• **What is required**: Sift the listing for lines that hold the string "JSON" and pull them out.

• **Input**:

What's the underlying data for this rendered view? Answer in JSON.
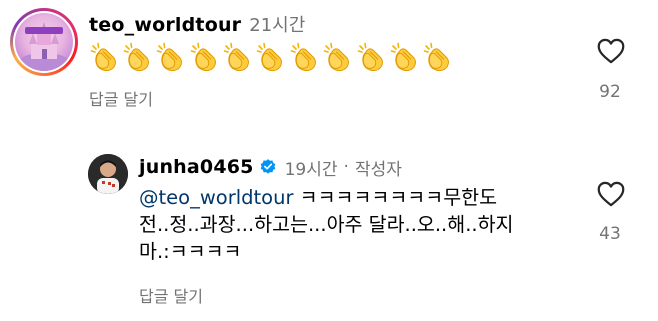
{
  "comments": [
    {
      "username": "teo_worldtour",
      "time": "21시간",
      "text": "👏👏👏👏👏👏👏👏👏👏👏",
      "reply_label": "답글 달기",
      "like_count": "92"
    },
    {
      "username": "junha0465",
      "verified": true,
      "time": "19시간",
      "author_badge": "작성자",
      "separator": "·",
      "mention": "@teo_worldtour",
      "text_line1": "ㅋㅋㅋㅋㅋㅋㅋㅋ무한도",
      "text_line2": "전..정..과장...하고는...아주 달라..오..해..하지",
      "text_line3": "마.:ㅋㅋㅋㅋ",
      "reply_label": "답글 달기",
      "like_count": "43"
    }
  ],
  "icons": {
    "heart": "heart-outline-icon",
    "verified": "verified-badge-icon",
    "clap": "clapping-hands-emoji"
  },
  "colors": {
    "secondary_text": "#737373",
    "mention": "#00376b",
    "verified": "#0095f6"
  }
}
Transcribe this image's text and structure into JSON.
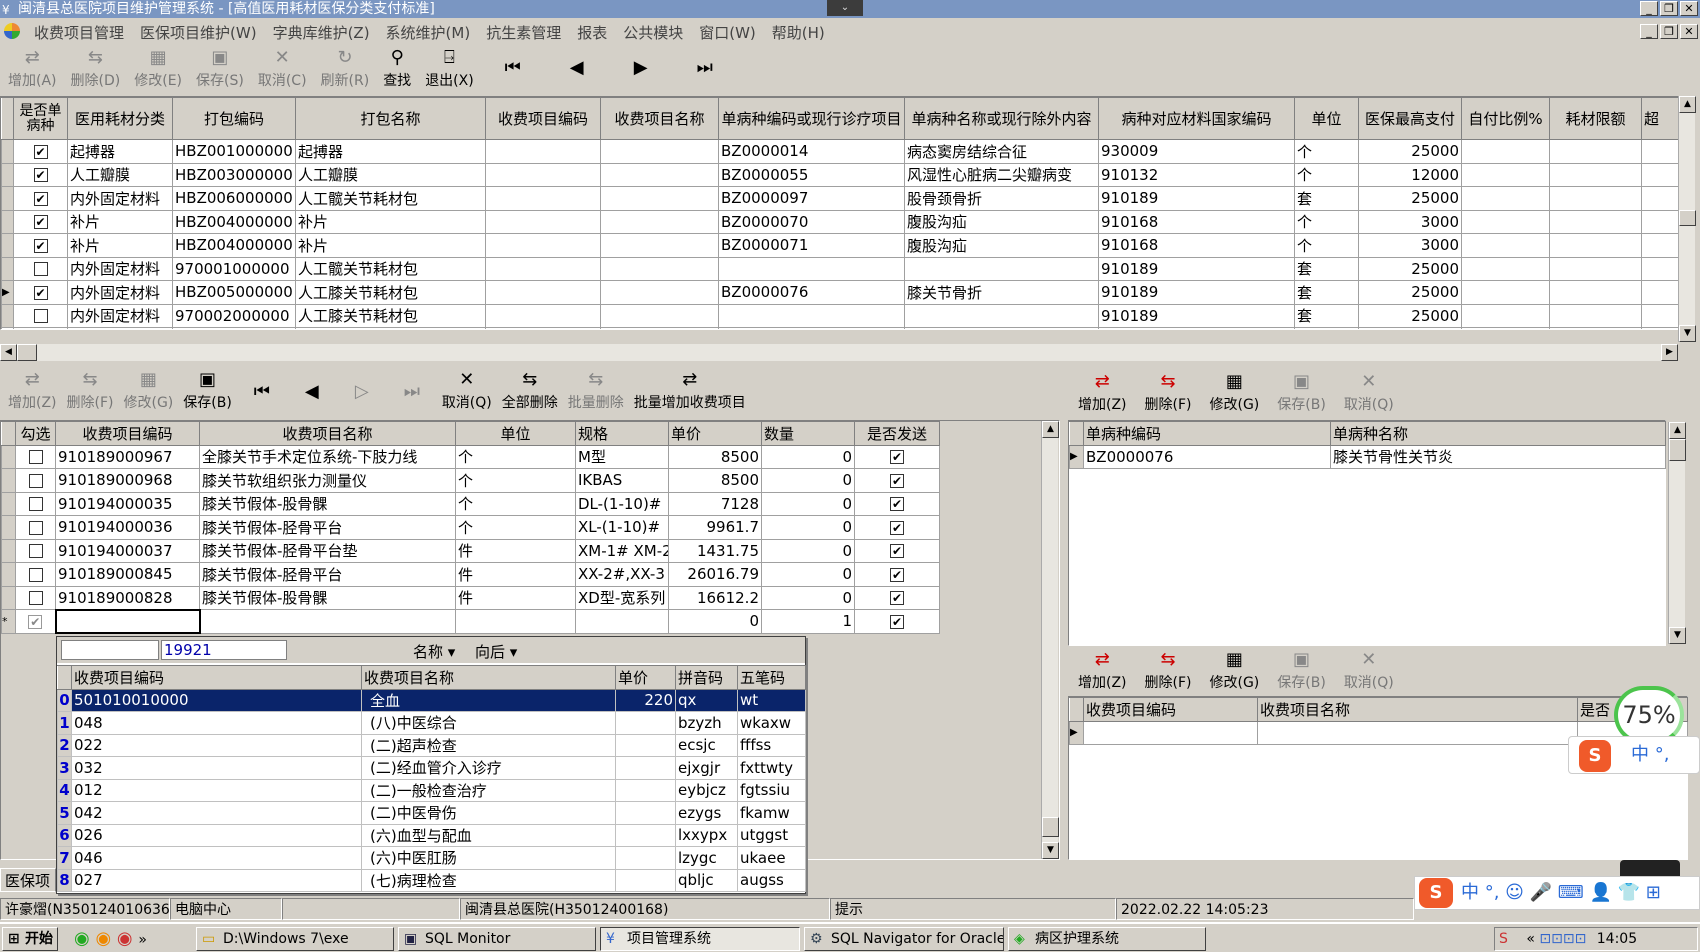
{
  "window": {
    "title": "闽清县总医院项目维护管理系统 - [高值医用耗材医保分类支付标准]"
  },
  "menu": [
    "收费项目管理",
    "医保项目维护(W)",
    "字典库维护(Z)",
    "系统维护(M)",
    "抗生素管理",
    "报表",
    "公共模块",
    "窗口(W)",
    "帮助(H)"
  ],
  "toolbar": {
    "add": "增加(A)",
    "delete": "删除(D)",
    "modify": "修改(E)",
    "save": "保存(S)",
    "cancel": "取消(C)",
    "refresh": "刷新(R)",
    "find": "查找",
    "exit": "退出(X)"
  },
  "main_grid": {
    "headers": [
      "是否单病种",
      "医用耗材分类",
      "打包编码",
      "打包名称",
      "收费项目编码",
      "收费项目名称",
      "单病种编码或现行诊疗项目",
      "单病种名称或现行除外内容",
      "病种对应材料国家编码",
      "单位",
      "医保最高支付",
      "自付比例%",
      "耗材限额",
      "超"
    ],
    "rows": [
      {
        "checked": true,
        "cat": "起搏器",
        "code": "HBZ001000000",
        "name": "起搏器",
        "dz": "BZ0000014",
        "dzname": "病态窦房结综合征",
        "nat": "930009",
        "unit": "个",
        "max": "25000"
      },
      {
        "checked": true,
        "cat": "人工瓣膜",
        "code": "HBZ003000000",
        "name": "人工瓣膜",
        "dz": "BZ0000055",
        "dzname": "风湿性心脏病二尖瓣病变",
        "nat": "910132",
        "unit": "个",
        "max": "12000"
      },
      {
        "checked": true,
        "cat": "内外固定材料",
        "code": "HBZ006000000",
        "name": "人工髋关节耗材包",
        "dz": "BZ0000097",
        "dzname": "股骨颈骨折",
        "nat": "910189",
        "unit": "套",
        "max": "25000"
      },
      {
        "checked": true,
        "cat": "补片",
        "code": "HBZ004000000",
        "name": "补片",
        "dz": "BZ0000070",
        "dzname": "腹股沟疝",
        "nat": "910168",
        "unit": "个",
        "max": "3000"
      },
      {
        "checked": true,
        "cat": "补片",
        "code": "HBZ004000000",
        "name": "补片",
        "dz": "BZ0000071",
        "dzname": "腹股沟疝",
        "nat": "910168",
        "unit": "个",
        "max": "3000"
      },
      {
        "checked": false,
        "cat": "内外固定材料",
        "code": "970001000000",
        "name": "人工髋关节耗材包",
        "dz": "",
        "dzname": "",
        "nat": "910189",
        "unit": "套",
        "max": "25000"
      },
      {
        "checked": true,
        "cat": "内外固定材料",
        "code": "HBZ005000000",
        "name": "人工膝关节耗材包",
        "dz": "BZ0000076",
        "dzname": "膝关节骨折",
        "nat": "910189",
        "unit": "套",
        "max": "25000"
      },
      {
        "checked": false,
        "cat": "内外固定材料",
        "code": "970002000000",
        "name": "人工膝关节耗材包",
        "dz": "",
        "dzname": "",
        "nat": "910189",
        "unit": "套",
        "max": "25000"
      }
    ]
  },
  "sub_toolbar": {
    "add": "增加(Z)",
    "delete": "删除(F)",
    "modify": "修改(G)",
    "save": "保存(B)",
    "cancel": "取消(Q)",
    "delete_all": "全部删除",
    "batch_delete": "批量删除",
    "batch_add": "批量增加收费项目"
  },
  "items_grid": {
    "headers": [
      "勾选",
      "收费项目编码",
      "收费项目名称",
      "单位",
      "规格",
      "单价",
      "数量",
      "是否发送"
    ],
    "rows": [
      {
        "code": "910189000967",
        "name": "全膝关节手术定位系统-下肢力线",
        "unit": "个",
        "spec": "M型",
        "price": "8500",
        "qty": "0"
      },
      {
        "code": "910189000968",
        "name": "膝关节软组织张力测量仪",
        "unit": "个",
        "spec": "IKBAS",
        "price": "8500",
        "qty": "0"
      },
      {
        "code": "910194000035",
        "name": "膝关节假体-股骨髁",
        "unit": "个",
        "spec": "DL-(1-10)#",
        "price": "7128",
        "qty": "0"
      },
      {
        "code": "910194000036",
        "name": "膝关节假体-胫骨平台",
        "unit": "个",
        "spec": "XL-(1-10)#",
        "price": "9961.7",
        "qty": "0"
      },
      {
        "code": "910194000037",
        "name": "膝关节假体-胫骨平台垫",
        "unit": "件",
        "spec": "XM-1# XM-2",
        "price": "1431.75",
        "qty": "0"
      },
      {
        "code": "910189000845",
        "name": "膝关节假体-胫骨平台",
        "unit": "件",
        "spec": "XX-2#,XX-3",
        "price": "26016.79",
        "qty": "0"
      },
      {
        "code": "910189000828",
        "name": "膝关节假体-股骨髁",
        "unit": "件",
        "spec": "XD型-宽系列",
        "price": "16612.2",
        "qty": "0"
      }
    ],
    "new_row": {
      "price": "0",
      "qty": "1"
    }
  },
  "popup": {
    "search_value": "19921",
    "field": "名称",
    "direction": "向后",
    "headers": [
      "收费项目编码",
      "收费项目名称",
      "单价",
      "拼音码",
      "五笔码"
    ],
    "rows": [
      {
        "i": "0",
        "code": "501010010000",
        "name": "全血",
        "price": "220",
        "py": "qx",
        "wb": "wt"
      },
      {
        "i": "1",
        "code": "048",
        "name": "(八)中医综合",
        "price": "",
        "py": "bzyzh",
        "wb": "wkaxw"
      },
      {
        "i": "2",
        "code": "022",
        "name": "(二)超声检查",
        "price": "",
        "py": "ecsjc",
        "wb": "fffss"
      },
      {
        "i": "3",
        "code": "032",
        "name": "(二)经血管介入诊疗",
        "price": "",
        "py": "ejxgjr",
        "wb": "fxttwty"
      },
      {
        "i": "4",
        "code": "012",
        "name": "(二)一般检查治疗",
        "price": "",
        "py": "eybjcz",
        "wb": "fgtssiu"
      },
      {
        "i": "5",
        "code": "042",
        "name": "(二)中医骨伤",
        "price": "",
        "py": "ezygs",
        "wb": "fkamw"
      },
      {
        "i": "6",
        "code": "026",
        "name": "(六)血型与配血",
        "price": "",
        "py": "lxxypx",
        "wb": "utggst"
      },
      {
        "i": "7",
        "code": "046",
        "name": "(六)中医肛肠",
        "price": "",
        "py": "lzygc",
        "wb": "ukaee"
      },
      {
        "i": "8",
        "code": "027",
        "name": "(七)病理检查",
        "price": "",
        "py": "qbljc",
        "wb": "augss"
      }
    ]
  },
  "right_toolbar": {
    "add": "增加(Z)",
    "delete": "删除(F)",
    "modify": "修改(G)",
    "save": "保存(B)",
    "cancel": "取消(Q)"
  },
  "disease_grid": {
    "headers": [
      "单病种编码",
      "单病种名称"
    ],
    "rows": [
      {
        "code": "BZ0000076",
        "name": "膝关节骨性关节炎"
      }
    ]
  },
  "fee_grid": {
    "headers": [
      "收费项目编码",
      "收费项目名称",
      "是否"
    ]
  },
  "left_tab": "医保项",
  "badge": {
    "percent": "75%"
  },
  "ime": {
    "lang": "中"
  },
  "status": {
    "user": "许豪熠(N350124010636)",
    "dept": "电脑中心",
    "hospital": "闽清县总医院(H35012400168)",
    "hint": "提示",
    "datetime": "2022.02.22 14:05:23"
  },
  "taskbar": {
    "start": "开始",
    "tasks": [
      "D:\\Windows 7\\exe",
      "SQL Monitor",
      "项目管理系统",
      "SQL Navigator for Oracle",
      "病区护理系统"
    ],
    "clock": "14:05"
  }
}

• **Complete answer**:
What's the underlying data for this rendered view? Answer in JSON.
Transcribe this image's text and structure into JSON.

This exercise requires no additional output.